» **RECORDS FOR THIS TASK**
****************************************
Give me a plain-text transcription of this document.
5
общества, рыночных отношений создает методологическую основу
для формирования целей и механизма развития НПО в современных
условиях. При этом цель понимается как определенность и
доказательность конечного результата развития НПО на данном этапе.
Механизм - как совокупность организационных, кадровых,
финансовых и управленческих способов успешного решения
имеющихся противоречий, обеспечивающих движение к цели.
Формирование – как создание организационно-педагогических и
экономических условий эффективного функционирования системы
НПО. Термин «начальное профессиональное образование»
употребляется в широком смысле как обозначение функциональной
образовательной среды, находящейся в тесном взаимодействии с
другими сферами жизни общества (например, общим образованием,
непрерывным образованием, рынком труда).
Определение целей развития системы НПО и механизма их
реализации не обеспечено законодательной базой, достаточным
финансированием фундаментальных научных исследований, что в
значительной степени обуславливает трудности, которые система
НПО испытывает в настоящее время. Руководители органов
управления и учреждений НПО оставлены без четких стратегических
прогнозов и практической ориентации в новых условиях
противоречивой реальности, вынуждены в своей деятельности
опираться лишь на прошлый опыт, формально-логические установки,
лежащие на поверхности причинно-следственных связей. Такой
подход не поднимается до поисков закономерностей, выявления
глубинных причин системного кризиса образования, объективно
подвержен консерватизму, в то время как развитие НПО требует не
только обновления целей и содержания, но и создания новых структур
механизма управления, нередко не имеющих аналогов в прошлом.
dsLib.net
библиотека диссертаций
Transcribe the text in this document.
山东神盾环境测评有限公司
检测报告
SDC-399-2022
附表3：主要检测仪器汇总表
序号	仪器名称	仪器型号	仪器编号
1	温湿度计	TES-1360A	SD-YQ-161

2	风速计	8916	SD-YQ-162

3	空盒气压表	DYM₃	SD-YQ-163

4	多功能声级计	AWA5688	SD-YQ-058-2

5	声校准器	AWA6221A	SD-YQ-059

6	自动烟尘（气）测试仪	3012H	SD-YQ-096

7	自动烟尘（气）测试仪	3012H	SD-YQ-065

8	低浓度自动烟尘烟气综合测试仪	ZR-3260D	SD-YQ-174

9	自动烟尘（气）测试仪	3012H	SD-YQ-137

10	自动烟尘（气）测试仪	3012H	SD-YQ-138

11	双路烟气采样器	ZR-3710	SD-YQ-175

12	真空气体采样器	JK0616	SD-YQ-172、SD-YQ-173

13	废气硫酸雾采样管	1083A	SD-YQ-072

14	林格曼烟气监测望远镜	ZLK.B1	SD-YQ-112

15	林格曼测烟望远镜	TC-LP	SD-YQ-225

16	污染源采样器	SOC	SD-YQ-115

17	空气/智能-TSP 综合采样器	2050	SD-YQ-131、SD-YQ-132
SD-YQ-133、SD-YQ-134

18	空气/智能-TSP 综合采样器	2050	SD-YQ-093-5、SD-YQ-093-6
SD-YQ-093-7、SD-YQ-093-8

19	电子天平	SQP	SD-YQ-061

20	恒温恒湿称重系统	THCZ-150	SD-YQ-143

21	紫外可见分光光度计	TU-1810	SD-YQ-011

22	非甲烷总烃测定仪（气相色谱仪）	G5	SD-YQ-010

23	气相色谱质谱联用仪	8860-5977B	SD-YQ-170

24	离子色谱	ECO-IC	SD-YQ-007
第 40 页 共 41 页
****************************************
» **THE TASK**
Transcribe every entry word for word.

» **ANSWER TO THIS PROBLEM**
Give me a plain-text transcription of this document.
5
общества, рыночных отношений создает методологическую основу
для формирования целей и механизма развития НПО в современных
условиях. При этом цель понимается как определенность и
доказательность конечного результата развития НПО на данном этапе.
Механизм - как совокупность организационных, кадровых,
финансовых и управленческих способов успешного решения
имеющихся противоречий, обеспечивающих движение к цели.
Формирование – как создание организационно-педагогических и
экономических условий эффективного функционирования системы
НПО. Термин «начальное профессиональное образование»
употребляется в широком смысле как обозначение функциональной
образовательной среды, находящейся в тесном взаимодействии с
другими сферами жизни общества (например, общим образованием,
непрерывным образованием, рынком труда).
Определение целей развития системы НПО и механизма их
реализации не обеспечено законодательной базой, достаточным
финансированием фундаментальных научных исследований, что в
значительной степени обуславливает трудности, которые система
НПО испытывает в настоящее время. Руководители органов
управления и учреждений НПО оставлены без четких стратегических
прогнозов и практической ориентации в новых условиях
противоречивой реальности, вынуждены в своей деятельности
опираться лишь на прошлый опыт, формально-логические установки,
лежащие на поверхности причинно-следственных связей. Такой
подход не поднимается до поисков закономерностей, выявления
глубинных причин системного кризиса образования, объективно
подвержен консерватизму, в то время как развитие НПО требует не
только обновления целей и содержания, но и создания новых структур
механизма управления, нередко не имеющих аналогов в прошлом.
dsLib.net
библиотека диссертаций
Transcribe the text in this document.
山东神盾环境测评有限公司
检测报告
SDC-399-2022
附表3：主要检测仪器汇总表
序号	仪器名称	仪器型号	仪器编号
1	温湿度计	TES-1360A	SD-YQ-161

2	风速计	8916	SD-YQ-162

3	空盒气压表	DYM₃	SD-YQ-163

4	多功能声级计	AWA5688	SD-YQ-058-2

5	声校准器	AWA6221A	SD-YQ-059

6	自动烟尘（气）测试仪	3012H	SD-YQ-096

7	自动烟尘（气）测试仪	3012H	SD-YQ-065

8	低浓度自动烟尘烟气综合测试仪	ZR-3260D	SD-YQ-174

9	自动烟尘（气）测试仪	3012H	SD-YQ-137

10	自动烟尘（气）测试仪	3012H	SD-YQ-138

11	双路烟气采样器	ZR-3710	SD-YQ-175

12	真空气体采样器	JK0616	SD-YQ-172、SD-YQ-173

13	废气硫酸雾采样管	1083A	SD-YQ-072

14	林格曼烟气监测望远镜	ZLK.B1	SD-YQ-112

15	林格曼测烟望远镜	TC-LP	SD-YQ-225

16	污染源采样器	SOC	SD-YQ-115

17	空气/智能-TSP 综合采样器	2050	SD-YQ-131、SD-YQ-132
SD-YQ-133、SD-YQ-134

18	空气/智能-TSP 综合采样器	2050	SD-YQ-093-5、SD-YQ-093-6
SD-YQ-093-7、SD-YQ-093-8

19	电子天平	SQP	SD-YQ-061

20	恒温恒湿称重系统	THCZ-150	SD-YQ-143

21	紫外可见分光光度计	TU-1810	SD-YQ-011

22	非甲烷总烃测定仪（气相色谱仪）	G5	SD-YQ-010

23	气相色谱质谱联用仪	8860-5977B	SD-YQ-170

24	离子色谱	ECO-IC	SD-YQ-007
第 40 页 共 41 页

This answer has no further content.